+++ Record list +++
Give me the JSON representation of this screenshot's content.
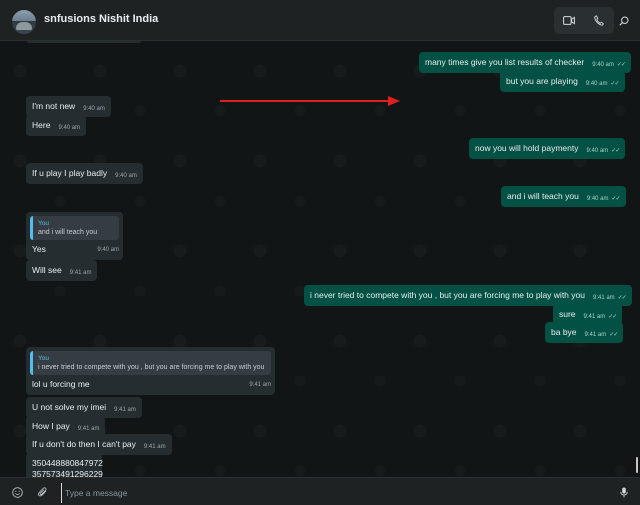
{
  "header": {
    "contact_name": "snfusions Nishit India"
  },
  "composer": {
    "placeholder": "Type a message"
  },
  "messages": [
    {
      "text": "many times give you list results of checker",
      "time": "9:40 am",
      "tick": "✓✓"
    },
    {
      "text": "but you are playing",
      "time": "9:40 am",
      "tick": "✓✓"
    },
    {
      "text": "I'm not  new",
      "time": "9:40 am"
    },
    {
      "text": "Here",
      "time": "9:40 am"
    },
    {
      "text": "now you will hold paymenty",
      "time": "9:40 am",
      "tick": "✓✓"
    },
    {
      "text": "If u play I play badly",
      "time": "9:40 am"
    },
    {
      "text": "and i will teach you",
      "time": "9:40 am",
      "tick": "✓✓"
    },
    {
      "quote_author": "You",
      "quote_text": "and i will teach you",
      "text": "Yes",
      "time": "9:40 am"
    },
    {
      "text": "Will see",
      "time": "9:41 am"
    },
    {
      "text": "i never tried to compete with you , but you are forcing me to play with you",
      "time": "9:41 am",
      "tick": "✓✓"
    },
    {
      "text": "sure",
      "time": "9:41 am",
      "tick": "✓✓"
    },
    {
      "text": "ba bye",
      "time": "9:41 am",
      "tick": "✓✓"
    },
    {
      "quote_author": "You",
      "quote_text": "i never tried to compete with you , but you are forcing me to play with you",
      "text": "lol u forcing me",
      "time": "9:41 am"
    },
    {
      "text": "U not solve my imei",
      "time": "9:41 am"
    },
    {
      "text": "How I pay",
      "time": "9:41 am"
    },
    {
      "text": "If u don't do then I can't pay",
      "time": "9:41 am"
    },
    {
      "line1": "350448880847972",
      "line2": "357573491296229"
    }
  ]
}
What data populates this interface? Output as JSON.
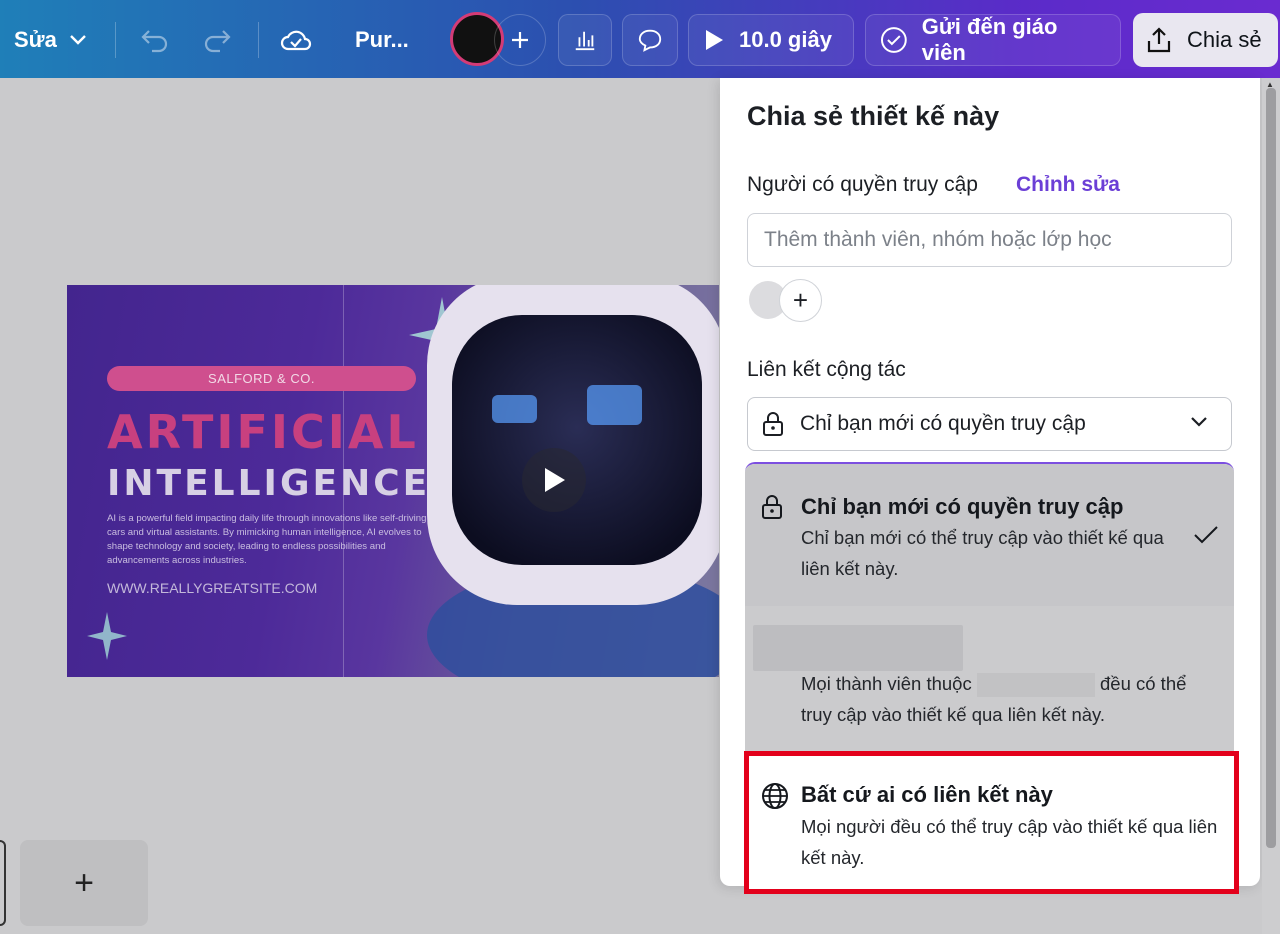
+++
● **Exercise**: Reproduce each line holding the word "this".

● **Worked solution**:
Give me the JSON representation of this screenshot's content.
What data populates this interface? Output as JSON.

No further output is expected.